── Excerpted records
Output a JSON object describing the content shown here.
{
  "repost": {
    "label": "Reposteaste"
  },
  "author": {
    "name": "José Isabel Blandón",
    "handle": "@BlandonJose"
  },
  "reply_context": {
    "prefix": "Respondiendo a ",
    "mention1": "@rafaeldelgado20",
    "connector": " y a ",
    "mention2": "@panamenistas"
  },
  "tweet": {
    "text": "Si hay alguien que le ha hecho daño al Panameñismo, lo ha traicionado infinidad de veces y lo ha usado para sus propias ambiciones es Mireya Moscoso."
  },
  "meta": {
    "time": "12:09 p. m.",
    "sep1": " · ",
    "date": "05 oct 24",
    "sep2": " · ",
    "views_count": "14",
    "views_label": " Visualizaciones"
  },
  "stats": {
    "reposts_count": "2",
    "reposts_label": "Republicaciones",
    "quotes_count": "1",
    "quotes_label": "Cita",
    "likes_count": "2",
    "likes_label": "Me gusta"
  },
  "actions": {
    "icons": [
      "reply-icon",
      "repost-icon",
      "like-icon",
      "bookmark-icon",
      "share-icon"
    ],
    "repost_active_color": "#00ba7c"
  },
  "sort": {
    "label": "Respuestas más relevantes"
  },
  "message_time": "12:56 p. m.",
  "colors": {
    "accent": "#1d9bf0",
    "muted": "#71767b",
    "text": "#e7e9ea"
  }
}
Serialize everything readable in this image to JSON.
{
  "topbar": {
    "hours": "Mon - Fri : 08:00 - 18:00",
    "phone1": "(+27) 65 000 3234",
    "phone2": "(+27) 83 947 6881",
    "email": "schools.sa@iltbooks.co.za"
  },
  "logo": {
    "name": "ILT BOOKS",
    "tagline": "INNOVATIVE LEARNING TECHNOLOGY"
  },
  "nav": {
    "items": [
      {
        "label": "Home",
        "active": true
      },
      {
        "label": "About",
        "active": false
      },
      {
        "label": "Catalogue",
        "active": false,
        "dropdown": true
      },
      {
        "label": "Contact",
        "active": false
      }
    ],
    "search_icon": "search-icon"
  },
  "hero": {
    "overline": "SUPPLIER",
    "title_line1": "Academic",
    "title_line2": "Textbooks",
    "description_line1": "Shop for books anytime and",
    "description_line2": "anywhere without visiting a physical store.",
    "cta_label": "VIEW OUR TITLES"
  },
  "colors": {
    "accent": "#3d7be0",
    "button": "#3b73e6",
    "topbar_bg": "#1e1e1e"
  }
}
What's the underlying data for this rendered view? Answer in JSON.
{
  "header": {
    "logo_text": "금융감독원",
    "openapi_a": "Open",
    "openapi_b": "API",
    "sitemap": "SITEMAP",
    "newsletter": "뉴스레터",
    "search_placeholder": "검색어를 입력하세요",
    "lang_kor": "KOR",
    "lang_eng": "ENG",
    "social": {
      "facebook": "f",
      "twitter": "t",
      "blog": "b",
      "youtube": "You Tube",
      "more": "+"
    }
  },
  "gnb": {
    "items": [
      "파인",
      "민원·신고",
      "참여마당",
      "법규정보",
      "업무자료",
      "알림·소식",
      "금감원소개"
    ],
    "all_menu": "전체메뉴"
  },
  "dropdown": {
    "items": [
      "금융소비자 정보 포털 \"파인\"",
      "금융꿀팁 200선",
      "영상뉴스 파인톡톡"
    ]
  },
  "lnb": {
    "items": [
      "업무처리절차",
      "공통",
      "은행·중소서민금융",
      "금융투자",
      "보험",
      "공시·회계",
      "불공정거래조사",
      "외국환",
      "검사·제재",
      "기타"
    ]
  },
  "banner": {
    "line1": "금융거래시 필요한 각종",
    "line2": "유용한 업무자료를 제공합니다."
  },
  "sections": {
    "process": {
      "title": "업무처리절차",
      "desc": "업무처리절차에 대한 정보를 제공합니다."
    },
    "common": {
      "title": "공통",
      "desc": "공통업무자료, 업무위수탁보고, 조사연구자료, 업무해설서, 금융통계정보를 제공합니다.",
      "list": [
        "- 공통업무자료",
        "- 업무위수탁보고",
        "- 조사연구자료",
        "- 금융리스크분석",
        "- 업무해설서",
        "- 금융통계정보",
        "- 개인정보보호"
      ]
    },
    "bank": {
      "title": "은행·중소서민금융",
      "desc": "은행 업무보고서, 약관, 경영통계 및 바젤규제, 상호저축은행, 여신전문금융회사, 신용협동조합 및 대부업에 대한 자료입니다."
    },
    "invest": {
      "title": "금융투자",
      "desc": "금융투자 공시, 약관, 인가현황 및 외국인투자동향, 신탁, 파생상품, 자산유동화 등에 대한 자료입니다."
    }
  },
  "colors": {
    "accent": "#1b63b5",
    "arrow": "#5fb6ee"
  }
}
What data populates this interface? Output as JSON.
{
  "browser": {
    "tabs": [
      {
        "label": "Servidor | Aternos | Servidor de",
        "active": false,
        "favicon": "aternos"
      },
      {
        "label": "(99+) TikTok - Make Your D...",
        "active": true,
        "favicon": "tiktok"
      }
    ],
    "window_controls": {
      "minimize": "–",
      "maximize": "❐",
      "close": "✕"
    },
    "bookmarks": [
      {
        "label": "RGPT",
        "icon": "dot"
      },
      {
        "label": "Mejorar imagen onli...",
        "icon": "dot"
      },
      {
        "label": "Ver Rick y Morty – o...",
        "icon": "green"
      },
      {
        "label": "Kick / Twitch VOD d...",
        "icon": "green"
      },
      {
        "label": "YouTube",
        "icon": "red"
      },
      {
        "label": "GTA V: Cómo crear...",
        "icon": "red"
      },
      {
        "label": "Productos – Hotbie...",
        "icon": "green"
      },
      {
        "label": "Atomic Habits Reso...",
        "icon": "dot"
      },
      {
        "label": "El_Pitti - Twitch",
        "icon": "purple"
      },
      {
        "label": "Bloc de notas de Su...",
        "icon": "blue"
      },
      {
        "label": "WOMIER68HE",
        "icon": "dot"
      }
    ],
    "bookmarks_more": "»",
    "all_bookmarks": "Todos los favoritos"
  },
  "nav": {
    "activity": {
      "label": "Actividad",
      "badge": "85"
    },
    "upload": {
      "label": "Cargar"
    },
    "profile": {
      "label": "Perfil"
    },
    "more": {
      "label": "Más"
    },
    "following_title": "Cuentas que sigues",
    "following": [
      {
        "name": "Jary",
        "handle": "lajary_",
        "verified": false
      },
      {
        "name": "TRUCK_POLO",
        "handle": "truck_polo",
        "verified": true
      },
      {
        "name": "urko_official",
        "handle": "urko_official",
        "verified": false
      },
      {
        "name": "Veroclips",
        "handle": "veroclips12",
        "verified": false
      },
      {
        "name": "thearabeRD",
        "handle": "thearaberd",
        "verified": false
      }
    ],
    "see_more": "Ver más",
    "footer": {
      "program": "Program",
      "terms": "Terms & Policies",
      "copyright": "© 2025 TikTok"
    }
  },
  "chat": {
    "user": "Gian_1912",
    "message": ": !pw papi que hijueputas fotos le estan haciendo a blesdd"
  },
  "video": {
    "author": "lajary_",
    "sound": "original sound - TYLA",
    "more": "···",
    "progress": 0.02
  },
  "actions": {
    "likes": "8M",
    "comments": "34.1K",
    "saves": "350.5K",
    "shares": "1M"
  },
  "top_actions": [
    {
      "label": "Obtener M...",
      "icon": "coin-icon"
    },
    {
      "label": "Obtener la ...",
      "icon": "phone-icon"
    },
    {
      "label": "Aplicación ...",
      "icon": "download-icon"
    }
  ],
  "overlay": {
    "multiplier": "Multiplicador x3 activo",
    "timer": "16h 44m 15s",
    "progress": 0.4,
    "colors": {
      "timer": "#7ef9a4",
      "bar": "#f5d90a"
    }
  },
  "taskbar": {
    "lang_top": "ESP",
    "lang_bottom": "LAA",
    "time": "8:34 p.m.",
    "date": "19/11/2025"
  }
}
────
What is needed:
Quote every entry exactly.

Solution to this problem:
Output a JSON object describing the content shown here.
{
  "repost": {
    "label": "Reposteaste"
  },
  "author": {
    "name": "José Isabel Blandón",
    "handle": "@BlandonJose"
  },
  "reply_context": {
    "prefix": "Respondiendo a ",
    "mention1": "@rafaeldelgado20",
    "connector": " y a ",
    "mention2": "@panamenistas"
  },
  "tweet": {
    "text": "Si hay alguien que le ha hecho daño al Panameñismo, lo ha traicionado infinidad de veces y lo ha usado para sus propias ambiciones es Mireya Moscoso."
  },
  "meta": {
    "time": "12:09 p. m.",
    "sep1": " · ",
    "date": "05 oct 24",
    "sep2": " · ",
    "views_count": "14",
    "views_label": " Visualizaciones"
  },
  "stats": {
    "reposts_count": "2",
    "reposts_label": "Republicaciones",
    "quotes_count": "1",
    "quotes_label": "Cita",
    "likes_count": "2",
    "likes_label": "Me gusta"
  },
  "actions": {
    "icons": [
      "reply-icon",
      "repost-icon",
      "like-icon",
      "bookmark-icon",
      "share-icon"
    ],
    "repost_active_color": "#00ba7c"
  },
  "sort": {
    "label": "Respuestas más relevantes"
  },
  "message_time": "12:56 p. m.",
  "colors": {
    "accent": "#1d9bf0",
    "muted": "#71767b",
    "text": "#e7e9ea"
  }
}
Serialize everything readable in this image to JSON.
{
  "topbar": {
    "hours": "Mon - Fri : 08:00 - 18:00",
    "phone1": "(+27) 65 000 3234",
    "phone2": "(+27) 83 947 6881",
    "email": "schools.sa@iltbooks.co.za"
  },
  "logo": {
    "name": "ILT BOOKS",
    "tagline": "INNOVATIVE LEARNING TECHNOLOGY"
  },
  "nav": {
    "items": [
      {
        "label": "Home",
        "active": true
      },
      {
        "label": "About",
        "active": false
      },
      {
        "label": "Catalogue",
        "active": false,
        "dropdown": true
      },
      {
        "label": "Contact",
        "active": false
      }
    ],
    "search_icon": "search-icon"
  },
  "hero": {
    "overline": "SUPPLIER",
    "title_line1": "Academic",
    "title_line2": "Textbooks",
    "description_line1": "Shop for books anytime and",
    "description_line2": "anywhere without visiting a physical store.",
    "cta_label": "VIEW OUR TITLES"
  },
  "colors": {
    "accent": "#3d7be0",
    "button": "#3b73e6",
    "topbar_bg": "#1e1e1e"
  }
}
What's the underlying data for this rendered view? Answer in JSON.
{
  "header": {
    "logo_text": "금융감독원",
    "openapi_a": "Open",
    "openapi_b": "API",
    "sitemap": "SITEMAP",
    "newsletter": "뉴스레터",
    "search_placeholder": "검색어를 입력하세요",
    "lang_kor": "KOR",
    "lang_eng": "ENG",
    "social": {
      "facebook": "f",
      "twitter": "t",
      "blog": "b",
      "youtube": "You Tube",
      "more": "+"
    }
  },
  "gnb": {
    "items": [
      "파인",
      "민원·신고",
      "참여마당",
      "법규정보",
      "업무자료",
      "알림·소식",
      "금감원소개"
    ],
    "all_menu": "전체메뉴"
  },
  "dropdown": {
    "items": [
      "금융소비자 정보 포털 \"파인\"",
      "금융꿀팁 200선",
      "영상뉴스 파인톡톡"
    ]
  },
  "lnb": {
    "items": [
      "업무처리절차",
      "공통",
      "은행·중소서민금융",
      "금융투자",
      "보험",
      "공시·회계",
      "불공정거래조사",
      "외국환",
      "검사·제재",
      "기타"
    ]
  },
  "banner": {
    "line1": "금융거래시 필요한 각종",
    "line2": "유용한 업무자료를 제공합니다."
  },
  "sections": {
    "process": {
      "title": "업무처리절차",
      "desc": "업무처리절차에 대한 정보를 제공합니다."
    },
    "common": {
      "title": "공통",
      "desc": "공통업무자료, 업무위수탁보고, 조사연구자료, 업무해설서, 금융통계정보를 제공합니다.",
      "list": [
        "- 공통업무자료",
        "- 업무위수탁보고",
        "- 조사연구자료",
        "- 금융리스크분석",
        "- 업무해설서",
        "- 금융통계정보",
        "- 개인정보보호"
      ]
    },
    "bank": {
      "title": "은행·중소서민금융",
      "desc": "은행 업무보고서, 약관, 경영통계 및 바젤규제, 상호저축은행, 여신전문금융회사, 신용협동조합 및 대부업에 대한 자료입니다."
    },
    "invest": {
      "title": "금융투자",
      "desc": "금융투자 공시, 약관, 인가현황 및 외국인투자동향, 신탁, 파생상품, 자산유동화 등에 대한 자료입니다."
    }
  },
  "colors": {
    "accent": "#1b63b5",
    "arrow": "#5fb6ee"
  }
}
What data populates this interface? Output as JSON.
{
  "browser": {
    "tabs": [
      {
        "label": "Servidor | Aternos | Servidor de",
        "active": false,
        "favicon": "aternos"
      },
      {
        "label": "(99+) TikTok - Make Your D...",
        "active": true,
        "favicon": "tiktok"
      }
    ],
    "window_controls": {
      "minimize": "–",
      "maximize": "❐",
      "close": "✕"
    },
    "bookmarks": [
      {
        "label": "RGPT",
        "icon": "dot"
      },
      {
        "label": "Mejorar imagen onli...",
        "icon": "dot"
      },
      {
        "label": "Ver Rick y Morty – o...",
        "icon": "green"
      },
      {
        "label": "Kick / Twitch VOD d...",
        "icon": "green"
      },
      {
        "label": "YouTube",
        "icon": "red"
      },
      {
        "label": "GTA V: Cómo crear...",
        "icon": "red"
      },
      {
        "label": "Productos – Hotbie...",
        "icon": "green"
      },
      {
        "label": "Atomic Habits Reso...",
        "icon": "dot"
      },
      {
        "label": "El_Pitti - Twitch",
        "icon": "purple"
      },
      {
        "label": "Bloc de notas de Su...",
        "icon": "blue"
      },
      {
        "label": "WOMIER68HE",
        "icon": "dot"
      }
    ],
    "bookmarks_more": "»",
    "all_bookmarks": "Todos los favoritos"
  },
  "nav": {
    "activity": {
      "label": "Actividad",
      "badge": "85"
    },
    "upload": {
      "label": "Cargar"
    },
    "profile": {
      "label": "Perfil"
    },
    "more": {
      "label": "Más"
    },
    "following_title": "Cuentas que sigues",
    "following": [
      {
        "name": "Jary",
        "handle": "lajary_",
        "verified": false
      },
      {
        "name": "TRUCK_POLO",
        "handle": "truck_polo",
        "verified": true
      },
      {
        "name": "urko_official",
        "handle": "urko_official",
        "verified": false
      },
      {
        "name": "Veroclips",
        "handle": "veroclips12",
        "verified": false
      },
      {
        "name": "thearabeRD",
        "handle": "thearaberd",
        "verified": false
      }
    ],
    "see_more": "Ver más",
    "footer": {
      "program": "Program",
      "terms": "Terms & Policies",
      "copyright": "© 2025 TikTok"
    }
  },
  "chat": {
    "user": "Gian_1912",
    "message": ": !pw papi que hijueputas fotos le estan haciendo a blesdd"
  },
  "video": {
    "author": "lajary_",
    "sound": "original sound - TYLA",
    "more": "···",
    "progress": 0.02
  },
  "actions": {
    "likes": "8M",
    "comments": "34.1K",
    "saves": "350.5K",
    "shares": "1M"
  },
  "top_actions": [
    {
      "label": "Obtener M...",
      "icon": "coin-icon"
    },
    {
      "label": "Obtener la ...",
      "icon": "phone-icon"
    },
    {
      "label": "Aplicación ...",
      "icon": "download-icon"
    }
  ],
  "overlay": {
    "multiplier": "Multiplicador x3 activo",
    "timer": "16h 44m 15s",
    "progress": 0.4,
    "colors": {
      "timer": "#7ef9a4",
      "bar": "#f5d90a"
    }
  },
  "taskbar": {
    "lang_top": "ESP",
    "lang_bottom": "LAA",
    "time": "8:34 p.m.",
    "date": "19/11/2025"
  }
}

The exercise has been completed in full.